Exercise: List each line holding the string "then".

Extracted data entries:
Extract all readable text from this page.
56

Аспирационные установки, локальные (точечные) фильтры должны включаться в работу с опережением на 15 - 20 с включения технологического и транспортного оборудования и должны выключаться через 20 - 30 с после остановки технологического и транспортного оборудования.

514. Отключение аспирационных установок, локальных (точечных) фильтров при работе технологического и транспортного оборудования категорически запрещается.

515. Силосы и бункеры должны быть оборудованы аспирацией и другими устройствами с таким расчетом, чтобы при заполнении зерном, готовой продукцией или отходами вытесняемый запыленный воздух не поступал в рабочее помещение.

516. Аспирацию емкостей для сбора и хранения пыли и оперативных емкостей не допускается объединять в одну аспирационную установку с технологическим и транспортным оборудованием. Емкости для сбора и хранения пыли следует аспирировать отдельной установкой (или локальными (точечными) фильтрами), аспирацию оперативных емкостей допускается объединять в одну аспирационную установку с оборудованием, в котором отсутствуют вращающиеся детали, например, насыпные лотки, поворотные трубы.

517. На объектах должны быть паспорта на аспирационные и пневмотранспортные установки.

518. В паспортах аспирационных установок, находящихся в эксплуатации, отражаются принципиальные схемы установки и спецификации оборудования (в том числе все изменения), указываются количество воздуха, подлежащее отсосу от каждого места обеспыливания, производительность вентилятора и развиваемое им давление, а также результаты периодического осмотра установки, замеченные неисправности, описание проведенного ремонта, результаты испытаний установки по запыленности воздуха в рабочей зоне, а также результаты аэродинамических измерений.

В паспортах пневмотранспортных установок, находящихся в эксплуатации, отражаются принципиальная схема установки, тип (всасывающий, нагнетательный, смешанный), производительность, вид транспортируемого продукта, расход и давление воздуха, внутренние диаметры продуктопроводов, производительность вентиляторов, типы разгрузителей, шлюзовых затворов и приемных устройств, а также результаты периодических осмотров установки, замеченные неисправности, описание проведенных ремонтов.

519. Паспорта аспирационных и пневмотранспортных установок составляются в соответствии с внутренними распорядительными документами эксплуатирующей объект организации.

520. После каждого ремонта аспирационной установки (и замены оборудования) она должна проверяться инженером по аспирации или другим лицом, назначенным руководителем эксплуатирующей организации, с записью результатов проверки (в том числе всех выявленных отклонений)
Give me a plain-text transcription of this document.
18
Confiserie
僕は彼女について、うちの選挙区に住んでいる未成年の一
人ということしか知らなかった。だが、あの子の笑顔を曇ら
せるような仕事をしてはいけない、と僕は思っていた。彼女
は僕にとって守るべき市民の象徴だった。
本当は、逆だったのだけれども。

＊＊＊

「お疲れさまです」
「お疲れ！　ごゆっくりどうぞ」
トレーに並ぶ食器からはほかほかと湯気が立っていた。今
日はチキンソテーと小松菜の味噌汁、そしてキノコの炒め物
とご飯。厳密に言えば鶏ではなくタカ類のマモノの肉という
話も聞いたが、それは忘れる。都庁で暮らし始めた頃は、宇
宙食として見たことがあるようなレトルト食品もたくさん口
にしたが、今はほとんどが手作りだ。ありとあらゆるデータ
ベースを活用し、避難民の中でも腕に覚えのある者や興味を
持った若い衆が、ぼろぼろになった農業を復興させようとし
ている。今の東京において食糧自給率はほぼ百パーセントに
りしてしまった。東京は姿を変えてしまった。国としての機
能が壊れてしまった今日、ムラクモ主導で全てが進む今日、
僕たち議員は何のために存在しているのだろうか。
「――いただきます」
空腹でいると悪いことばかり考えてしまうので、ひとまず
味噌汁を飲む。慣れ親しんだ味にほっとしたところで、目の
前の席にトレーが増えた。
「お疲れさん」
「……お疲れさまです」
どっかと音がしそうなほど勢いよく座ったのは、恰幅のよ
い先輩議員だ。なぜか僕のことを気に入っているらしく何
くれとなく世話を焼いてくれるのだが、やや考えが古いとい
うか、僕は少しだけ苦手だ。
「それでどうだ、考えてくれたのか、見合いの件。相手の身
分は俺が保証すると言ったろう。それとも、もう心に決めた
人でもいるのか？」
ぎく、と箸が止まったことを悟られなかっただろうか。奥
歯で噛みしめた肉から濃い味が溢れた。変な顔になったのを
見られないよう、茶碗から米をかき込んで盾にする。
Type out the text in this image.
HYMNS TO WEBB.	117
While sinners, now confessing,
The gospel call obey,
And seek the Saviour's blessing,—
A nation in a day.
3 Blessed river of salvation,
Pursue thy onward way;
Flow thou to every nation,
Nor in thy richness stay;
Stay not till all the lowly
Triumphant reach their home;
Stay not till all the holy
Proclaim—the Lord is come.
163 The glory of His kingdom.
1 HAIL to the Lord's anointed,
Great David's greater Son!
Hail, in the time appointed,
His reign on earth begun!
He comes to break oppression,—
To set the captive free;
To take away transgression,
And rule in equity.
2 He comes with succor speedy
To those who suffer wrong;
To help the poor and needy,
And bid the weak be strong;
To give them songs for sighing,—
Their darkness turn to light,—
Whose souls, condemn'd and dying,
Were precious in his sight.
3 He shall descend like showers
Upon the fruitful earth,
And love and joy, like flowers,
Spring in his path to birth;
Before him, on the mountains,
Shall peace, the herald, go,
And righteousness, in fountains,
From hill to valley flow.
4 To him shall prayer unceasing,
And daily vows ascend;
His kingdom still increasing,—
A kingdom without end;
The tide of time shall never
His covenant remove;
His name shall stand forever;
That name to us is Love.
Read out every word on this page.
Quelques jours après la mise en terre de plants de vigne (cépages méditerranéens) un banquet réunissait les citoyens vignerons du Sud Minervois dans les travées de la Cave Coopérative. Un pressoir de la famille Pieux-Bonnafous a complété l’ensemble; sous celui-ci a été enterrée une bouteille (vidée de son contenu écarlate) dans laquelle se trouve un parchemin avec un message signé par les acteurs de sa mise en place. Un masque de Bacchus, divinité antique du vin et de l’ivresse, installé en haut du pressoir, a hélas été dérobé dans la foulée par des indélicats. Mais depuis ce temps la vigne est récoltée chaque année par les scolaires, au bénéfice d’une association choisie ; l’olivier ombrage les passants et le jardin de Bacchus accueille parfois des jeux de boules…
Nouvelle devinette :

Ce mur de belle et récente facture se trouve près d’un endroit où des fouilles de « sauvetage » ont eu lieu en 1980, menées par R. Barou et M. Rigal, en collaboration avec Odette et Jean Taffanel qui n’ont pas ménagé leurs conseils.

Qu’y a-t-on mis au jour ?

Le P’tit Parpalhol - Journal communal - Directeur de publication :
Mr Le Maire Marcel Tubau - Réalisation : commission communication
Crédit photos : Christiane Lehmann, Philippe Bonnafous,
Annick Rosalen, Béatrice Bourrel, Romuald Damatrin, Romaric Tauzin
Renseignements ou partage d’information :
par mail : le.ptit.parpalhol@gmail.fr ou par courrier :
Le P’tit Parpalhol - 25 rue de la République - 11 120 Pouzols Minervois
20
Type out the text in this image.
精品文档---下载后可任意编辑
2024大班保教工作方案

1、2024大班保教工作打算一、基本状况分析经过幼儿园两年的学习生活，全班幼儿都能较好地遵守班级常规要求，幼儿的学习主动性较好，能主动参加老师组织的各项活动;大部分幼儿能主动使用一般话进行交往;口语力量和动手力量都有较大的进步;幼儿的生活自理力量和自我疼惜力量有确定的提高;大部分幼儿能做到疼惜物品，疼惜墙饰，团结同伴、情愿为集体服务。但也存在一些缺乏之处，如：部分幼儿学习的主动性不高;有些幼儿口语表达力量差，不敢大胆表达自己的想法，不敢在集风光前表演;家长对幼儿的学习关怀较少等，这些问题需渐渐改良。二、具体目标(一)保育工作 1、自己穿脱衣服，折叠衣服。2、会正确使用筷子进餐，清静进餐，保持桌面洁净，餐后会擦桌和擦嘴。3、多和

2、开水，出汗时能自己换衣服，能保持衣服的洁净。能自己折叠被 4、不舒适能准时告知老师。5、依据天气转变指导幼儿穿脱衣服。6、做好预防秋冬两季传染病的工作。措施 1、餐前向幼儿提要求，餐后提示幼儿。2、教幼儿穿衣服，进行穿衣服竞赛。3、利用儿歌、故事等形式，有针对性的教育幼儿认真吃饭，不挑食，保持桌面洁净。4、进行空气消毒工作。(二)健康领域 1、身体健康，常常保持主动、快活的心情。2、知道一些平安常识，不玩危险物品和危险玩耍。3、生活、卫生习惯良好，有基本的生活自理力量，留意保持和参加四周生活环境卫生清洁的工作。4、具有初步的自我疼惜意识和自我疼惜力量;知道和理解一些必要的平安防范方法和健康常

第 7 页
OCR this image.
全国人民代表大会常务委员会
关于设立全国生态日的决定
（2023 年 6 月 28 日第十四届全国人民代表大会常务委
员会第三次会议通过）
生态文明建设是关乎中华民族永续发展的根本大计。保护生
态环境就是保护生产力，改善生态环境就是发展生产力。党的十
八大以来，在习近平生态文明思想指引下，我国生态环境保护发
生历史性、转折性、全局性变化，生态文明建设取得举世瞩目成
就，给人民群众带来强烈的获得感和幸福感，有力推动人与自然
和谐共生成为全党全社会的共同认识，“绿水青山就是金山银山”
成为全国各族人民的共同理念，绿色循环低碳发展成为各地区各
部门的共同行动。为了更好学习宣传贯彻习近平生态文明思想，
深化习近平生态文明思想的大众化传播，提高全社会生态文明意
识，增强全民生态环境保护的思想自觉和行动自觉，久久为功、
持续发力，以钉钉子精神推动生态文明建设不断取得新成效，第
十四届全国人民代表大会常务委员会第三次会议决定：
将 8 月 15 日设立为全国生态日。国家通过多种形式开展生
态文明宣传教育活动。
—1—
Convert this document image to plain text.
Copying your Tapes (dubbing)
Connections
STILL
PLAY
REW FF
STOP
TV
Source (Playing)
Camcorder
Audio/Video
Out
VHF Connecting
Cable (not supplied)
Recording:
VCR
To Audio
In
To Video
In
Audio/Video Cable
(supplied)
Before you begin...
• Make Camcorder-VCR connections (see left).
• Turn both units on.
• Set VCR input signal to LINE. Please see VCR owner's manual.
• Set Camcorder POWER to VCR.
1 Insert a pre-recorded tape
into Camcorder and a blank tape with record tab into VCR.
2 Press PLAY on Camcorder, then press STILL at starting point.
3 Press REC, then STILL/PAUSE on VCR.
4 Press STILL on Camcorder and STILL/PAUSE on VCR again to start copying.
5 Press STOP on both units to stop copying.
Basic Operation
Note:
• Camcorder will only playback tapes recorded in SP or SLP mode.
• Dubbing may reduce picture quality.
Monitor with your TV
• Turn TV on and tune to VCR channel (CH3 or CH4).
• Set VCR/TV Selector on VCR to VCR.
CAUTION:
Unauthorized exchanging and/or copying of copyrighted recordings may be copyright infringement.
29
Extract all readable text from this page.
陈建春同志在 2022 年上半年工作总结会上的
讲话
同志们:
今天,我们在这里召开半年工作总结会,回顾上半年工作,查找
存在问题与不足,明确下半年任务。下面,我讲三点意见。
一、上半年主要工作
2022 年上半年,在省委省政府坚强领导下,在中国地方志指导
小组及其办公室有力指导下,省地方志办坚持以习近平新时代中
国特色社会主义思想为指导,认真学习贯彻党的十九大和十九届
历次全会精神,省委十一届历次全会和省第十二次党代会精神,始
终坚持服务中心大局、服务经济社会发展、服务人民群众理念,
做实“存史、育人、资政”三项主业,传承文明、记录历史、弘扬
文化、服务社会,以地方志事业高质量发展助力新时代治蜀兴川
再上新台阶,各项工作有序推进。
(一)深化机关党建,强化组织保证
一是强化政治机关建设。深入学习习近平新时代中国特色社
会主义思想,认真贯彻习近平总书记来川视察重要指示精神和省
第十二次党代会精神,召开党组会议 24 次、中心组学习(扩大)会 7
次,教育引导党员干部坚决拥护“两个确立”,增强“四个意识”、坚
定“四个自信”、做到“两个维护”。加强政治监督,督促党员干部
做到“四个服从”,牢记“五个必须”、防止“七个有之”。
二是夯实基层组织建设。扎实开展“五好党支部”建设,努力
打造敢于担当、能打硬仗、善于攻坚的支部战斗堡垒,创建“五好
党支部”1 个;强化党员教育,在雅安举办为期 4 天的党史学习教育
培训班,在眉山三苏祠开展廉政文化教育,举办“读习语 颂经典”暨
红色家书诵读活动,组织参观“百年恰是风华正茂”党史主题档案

Exercise result:
2 Press PLAY on Camcorder, then press STILL at starting point.
3 Press REC, then STILL/PAUSE on VCR.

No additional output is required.